Source records:
****************
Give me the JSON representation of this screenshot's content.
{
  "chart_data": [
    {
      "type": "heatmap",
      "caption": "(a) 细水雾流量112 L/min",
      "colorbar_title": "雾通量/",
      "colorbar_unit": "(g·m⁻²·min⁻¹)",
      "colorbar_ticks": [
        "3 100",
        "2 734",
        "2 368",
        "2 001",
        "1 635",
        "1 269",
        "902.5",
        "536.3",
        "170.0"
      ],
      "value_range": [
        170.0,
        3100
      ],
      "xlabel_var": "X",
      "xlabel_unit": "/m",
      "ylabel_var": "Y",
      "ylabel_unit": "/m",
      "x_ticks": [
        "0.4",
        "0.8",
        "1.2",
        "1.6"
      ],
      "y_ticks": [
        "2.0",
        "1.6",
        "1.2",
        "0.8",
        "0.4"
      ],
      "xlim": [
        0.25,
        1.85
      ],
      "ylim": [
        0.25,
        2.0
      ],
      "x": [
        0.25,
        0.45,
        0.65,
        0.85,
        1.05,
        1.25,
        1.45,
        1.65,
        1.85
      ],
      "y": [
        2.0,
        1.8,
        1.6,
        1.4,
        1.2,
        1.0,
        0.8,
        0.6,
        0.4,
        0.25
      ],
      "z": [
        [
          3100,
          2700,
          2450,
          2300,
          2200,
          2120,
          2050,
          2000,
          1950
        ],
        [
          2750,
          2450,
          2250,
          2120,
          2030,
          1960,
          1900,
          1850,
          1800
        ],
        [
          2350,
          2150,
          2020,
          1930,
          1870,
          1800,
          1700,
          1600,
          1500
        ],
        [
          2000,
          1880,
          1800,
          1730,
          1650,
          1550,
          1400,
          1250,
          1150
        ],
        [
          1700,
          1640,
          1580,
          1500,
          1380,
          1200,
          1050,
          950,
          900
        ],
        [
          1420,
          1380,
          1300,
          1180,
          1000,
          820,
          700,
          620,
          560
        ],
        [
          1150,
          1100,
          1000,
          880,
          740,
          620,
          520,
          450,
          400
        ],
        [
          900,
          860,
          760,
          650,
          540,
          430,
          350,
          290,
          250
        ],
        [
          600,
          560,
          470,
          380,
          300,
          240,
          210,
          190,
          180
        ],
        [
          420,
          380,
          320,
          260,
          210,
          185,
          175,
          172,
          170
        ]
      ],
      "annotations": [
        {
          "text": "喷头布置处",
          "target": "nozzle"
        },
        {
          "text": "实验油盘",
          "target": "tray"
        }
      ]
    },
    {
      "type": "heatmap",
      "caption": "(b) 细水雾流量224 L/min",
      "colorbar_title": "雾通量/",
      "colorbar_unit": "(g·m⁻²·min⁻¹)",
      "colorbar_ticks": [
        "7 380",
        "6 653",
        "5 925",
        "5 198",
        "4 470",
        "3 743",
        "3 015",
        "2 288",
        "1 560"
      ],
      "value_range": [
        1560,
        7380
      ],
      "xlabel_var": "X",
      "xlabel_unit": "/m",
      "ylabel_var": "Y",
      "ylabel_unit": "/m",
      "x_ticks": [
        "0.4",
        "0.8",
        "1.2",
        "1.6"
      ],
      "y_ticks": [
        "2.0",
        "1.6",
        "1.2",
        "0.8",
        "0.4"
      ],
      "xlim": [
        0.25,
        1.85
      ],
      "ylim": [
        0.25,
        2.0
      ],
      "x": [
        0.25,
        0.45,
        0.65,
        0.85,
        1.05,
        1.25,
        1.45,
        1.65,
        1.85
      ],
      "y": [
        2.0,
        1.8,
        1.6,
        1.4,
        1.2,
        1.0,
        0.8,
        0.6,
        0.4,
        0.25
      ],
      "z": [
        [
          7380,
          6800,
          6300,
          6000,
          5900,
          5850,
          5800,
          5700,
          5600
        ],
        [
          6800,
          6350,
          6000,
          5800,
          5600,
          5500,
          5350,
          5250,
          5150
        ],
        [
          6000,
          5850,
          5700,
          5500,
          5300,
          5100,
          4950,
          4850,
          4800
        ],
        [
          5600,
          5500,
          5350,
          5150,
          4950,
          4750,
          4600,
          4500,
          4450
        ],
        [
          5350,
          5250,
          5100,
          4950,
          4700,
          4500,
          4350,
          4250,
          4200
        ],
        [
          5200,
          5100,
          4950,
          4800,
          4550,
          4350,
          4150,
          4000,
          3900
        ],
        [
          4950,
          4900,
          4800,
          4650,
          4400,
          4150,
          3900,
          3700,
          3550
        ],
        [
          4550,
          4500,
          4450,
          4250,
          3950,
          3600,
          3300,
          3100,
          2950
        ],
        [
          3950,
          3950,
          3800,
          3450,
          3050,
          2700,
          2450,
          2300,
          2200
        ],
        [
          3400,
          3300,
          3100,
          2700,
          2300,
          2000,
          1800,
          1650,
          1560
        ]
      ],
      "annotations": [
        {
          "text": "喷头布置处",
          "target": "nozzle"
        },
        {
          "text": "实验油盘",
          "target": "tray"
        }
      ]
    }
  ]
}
****************
Required work:
Reproduce the full listing word for word.

The solution:
Give me the JSON representation of this screenshot's content.
{
  "chart_data": [
    {
      "type": "heatmap",
      "caption": "(a) 细水雾流量112 L/min",
      "colorbar_title": "雾通量/",
      "colorbar_unit": "(g·m⁻²·min⁻¹)",
      "colorbar_ticks": [
        "3 100",
        "2 734",
        "2 368",
        "2 001",
        "1 635",
        "1 269",
        "902.5",
        "536.3",
        "170.0"
      ],
      "value_range": [
        170.0,
        3100
      ],
      "xlabel_var": "X",
      "xlabel_unit": "/m",
      "ylabel_var": "Y",
      "ylabel_unit": "/m",
      "x_ticks": [
        "0.4",
        "0.8",
        "1.2",
        "1.6"
      ],
      "y_ticks": [
        "2.0",
        "1.6",
        "1.2",
        "0.8",
        "0.4"
      ],
      "xlim": [
        0.25,
        1.85
      ],
      "ylim": [
        0.25,
        2.0
      ],
      "x": [
        0.25,
        0.45,
        0.65,
        0.85,
        1.05,
        1.25,
        1.45,
        1.65,
        1.85
      ],
      "y": [
        2.0,
        1.8,
        1.6,
        1.4,
        1.2,
        1.0,
        0.8,
        0.6,
        0.4,
        0.25
      ],
      "z": [
        [
          3100,
          2700,
          2450,
          2300,
          2200,
          2120,
          2050,
          2000,
          1950
        ],
        [
          2750,
          2450,
          2250,
          2120,
          2030,
          1960,
          1900,
          1850,
          1800
        ],
        [
          2350,
          2150,
          2020,
          1930,
          1870,
          1800,
          1700,
          1600,
          1500
        ],
        [
          2000,
          1880,
          1800,
          1730,
          1650,
          1550,
          1400,
          1250,
          1150
        ],
        [
          1700,
          1640,
          1580,
          1500,
          1380,
          1200,
          1050,
          950,
          900
        ],
        [
          1420,
          1380,
          1300,
          1180,
          1000,
          820,
          700,
          620,
          560
        ],
        [
          1150,
          1100,
          1000,
          880,
          740,
          620,
          520,
          450,
          400
        ],
        [
          900,
          860,
          760,
          650,
          540,
          430,
          350,
          290,
          250
        ],
        [
          600,
          560,
          470,
          380,
          300,
          240,
          210,
          190,
          180
        ],
        [
          420,
          380,
          320,
          260,
          210,
          185,
          175,
          172,
          170
        ]
      ],
      "annotations": [
        {
          "text": "喷头布置处",
          "target": "nozzle"
        },
        {
          "text": "实验油盘",
          "target": "tray"
        }
      ]
    },
    {
      "type": "heatmap",
      "caption": "(b) 细水雾流量224 L/min",
      "colorbar_title": "雾通量/",
      "colorbar_unit": "(g·m⁻²·min⁻¹)",
      "colorbar_ticks": [
        "7 380",
        "6 653",
        "5 925",
        "5 198",
        "4 470",
        "3 743",
        "3 015",
        "2 288",
        "1 560"
      ],
      "value_range": [
        1560,
        7380
      ],
      "xlabel_var": "X",
      "xlabel_unit": "/m",
      "ylabel_var": "Y",
      "ylabel_unit": "/m",
      "x_ticks": [
        "0.4",
        "0.8",
        "1.2",
        "1.6"
      ],
      "y_ticks": [
        "2.0",
        "1.6",
        "1.2",
        "0.8",
        "0.4"
      ],
      "xlim": [
        0.25,
        1.85
      ],
      "ylim": [
        0.25,
        2.0
      ],
      "x": [
        0.25,
        0.45,
        0.65,
        0.85,
        1.05,
        1.25,
        1.45,
        1.65,
        1.85
      ],
      "y": [
        2.0,
        1.8,
        1.6,
        1.4,
        1.2,
        1.0,
        0.8,
        0.6,
        0.4,
        0.25
      ],
      "z": [
        [
          7380,
          6800,
          6300,
          6000,
          5900,
          5850,
          5800,
          5700,
          5600
        ],
        [
          6800,
          6350,
          6000,
          5800,
          5600,
          5500,
          5350,
          5250,
          5150
        ],
        [
          6000,
          5850,
          5700,
          5500,
          5300,
          5100,
          4950,
          4850,
          4800
        ],
        [
          5600,
          5500,
          5350,
          5150,
          4950,
          4750,
          4600,
          4500,
          4450
        ],
        [
          5350,
          5250,
          5100,
          4950,
          4700,
          4500,
          4350,
          4250,
          4200
        ],
        [
          5200,
          5100,
          4950,
          4800,
          4550,
          4350,
          4150,
          4000,
          3900
        ],
        [
          4950,
          4900,
          4800,
          4650,
          4400,
          4150,
          3900,
          3700,
          3550
        ],
        [
          4550,
          4500,
          4450,
          4250,
          3950,
          3600,
          3300,
          3100,
          2950
        ],
        [
          3950,
          3950,
          3800,
          3450,
          3050,
          2700,
          2450,
          2300,
          2200
        ],
        [
          3400,
          3300,
          3100,
          2700,
          2300,
          2000,
          1800,
          1650,
          1560
        ]
      ],
      "annotations": [
        {
          "text": "喷头布置处",
          "target": "nozzle"
        },
        {
          "text": "实验油盘",
          "target": "tray"
        }
      ]
    }
  ]
}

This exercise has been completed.